Below are some records; return each one exactly.

## begin MATERIAL TO PROCESS

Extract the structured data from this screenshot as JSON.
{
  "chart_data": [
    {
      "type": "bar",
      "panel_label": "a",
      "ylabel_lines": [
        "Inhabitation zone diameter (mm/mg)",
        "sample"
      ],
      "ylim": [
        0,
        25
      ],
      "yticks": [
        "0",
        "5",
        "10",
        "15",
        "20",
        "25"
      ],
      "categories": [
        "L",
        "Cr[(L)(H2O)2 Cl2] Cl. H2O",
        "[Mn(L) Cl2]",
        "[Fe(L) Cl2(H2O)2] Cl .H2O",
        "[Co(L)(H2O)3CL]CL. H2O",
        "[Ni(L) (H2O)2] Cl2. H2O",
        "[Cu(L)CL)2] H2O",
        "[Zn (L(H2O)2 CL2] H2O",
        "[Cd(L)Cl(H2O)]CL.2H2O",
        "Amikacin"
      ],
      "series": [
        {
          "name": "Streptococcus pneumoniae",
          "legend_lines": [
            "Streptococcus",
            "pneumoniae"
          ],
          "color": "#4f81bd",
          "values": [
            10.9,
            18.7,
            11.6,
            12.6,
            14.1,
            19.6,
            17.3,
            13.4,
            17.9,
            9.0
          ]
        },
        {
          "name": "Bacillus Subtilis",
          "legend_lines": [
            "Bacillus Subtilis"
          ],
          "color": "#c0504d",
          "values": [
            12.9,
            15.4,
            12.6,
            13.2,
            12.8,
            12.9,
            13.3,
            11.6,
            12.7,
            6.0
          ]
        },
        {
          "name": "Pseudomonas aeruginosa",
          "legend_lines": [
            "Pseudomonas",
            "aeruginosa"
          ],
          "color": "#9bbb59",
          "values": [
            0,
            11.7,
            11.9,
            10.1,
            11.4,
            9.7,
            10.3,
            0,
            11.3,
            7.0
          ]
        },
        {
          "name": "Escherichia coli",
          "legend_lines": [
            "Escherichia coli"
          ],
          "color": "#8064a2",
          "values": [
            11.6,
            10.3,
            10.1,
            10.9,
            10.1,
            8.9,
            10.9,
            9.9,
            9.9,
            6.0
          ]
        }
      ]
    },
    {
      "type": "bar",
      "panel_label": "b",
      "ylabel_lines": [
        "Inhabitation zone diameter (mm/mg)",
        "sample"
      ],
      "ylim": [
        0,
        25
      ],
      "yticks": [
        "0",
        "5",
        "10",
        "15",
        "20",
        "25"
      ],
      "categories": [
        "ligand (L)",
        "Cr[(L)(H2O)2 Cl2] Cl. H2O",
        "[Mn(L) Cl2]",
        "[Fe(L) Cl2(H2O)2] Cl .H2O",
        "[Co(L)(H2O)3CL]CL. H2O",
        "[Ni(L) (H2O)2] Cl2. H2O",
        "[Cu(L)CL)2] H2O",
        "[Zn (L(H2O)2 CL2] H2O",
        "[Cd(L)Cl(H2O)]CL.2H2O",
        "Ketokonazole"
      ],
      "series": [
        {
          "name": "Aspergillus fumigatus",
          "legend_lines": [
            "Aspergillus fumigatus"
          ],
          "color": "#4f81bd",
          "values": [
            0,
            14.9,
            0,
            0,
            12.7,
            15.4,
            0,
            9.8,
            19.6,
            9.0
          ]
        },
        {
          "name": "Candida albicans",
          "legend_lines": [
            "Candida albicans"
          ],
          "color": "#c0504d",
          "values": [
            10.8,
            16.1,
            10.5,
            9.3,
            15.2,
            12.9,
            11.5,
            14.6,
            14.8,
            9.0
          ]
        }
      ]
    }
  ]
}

## end MATERIAL TO PROCESS

REPLY TO THE EXERCISE
Extract the structured data from this screenshot as JSON.
{
  "chart_data": [
    {
      "type": "bar",
      "panel_label": "a",
      "ylabel_lines": [
        "Inhabitation zone diameter (mm/mg)",
        "sample"
      ],
      "ylim": [
        0,
        25
      ],
      "yticks": [
        "0",
        "5",
        "10",
        "15",
        "20",
        "25"
      ],
      "categories": [
        "L",
        "Cr[(L)(H2O)2 Cl2] Cl. H2O",
        "[Mn(L) Cl2]",
        "[Fe(L) Cl2(H2O)2] Cl .H2O",
        "[Co(L)(H2O)3CL]CL. H2O",
        "[Ni(L) (H2O)2] Cl2. H2O",
        "[Cu(L)CL)2] H2O",
        "[Zn (L(H2O)2 CL2] H2O",
        "[Cd(L)Cl(H2O)]CL.2H2O",
        "Amikacin"
      ],
      "series": [
        {
          "name": "Streptococcus pneumoniae",
          "legend_lines": [
            "Streptococcus",
            "pneumoniae"
          ],
          "color": "#4f81bd",
          "values": [
            10.9,
            18.7,
            11.6,
            12.6,
            14.1,
            19.6,
            17.3,
            13.4,
            17.9,
            9.0
          ]
        },
        {
          "name": "Bacillus Subtilis",
          "legend_lines": [
            "Bacillus Subtilis"
          ],
          "color": "#c0504d",
          "values": [
            12.9,
            15.4,
            12.6,
            13.2,
            12.8,
            12.9,
            13.3,
            11.6,
            12.7,
            6.0
          ]
        },
        {
          "name": "Pseudomonas aeruginosa",
          "legend_lines": [
            "Pseudomonas",
            "aeruginosa"
          ],
          "color": "#9bbb59",
          "values": [
            0,
            11.7,
            11.9,
            10.1,
            11.4,
            9.7,
            10.3,
            0,
            11.3,
            7.0
          ]
        },
        {
          "name": "Escherichia coli",
          "legend_lines": [
            "Escherichia coli"
          ],
          "color": "#8064a2",
          "values": [
            11.6,
            10.3,
            10.1,
            10.9,
            10.1,
            8.9,
            10.9,
            9.9,
            9.9,
            6.0
          ]
        }
      ]
    },
    {
      "type": "bar",
      "panel_label": "b",
      "ylabel_lines": [
        "Inhabitation zone diameter (mm/mg)",
        "sample"
      ],
      "ylim": [
        0,
        25
      ],
      "yticks": [
        "0",
        "5",
        "10",
        "15",
        "20",
        "25"
      ],
      "categories": [
        "ligand (L)",
        "Cr[(L)(H2O)2 Cl2] Cl. H2O",
        "[Mn(L) Cl2]",
        "[Fe(L) Cl2(H2O)2] Cl .H2O",
        "[Co(L)(H2O)3CL]CL. H2O",
        "[Ni(L) (H2O)2] Cl2. H2O",
        "[Cu(L)CL)2] H2O",
        "[Zn (L(H2O)2 CL2] H2O",
        "[Cd(L)Cl(H2O)]CL.2H2O",
        "Ketokonazole"
      ],
      "series": [
        {
          "name": "Aspergillus fumigatus",
          "legend_lines": [
            "Aspergillus fumigatus"
          ],
          "color": "#4f81bd",
          "values": [
            0,
            14.9,
            0,
            0,
            12.7,
            15.4,
            0,
            9.8,
            19.6,
            9.0
          ]
        },
        {
          "name": "Candida albicans",
          "legend_lines": [
            "Candida albicans"
          ],
          "color": "#c0504d",
          "values": [
            10.8,
            16.1,
            10.5,
            9.3,
            15.2,
            12.9,
            11.5,
            14.6,
            14.8,
            9.0
          ]
        }
      ]
    }
  ]
}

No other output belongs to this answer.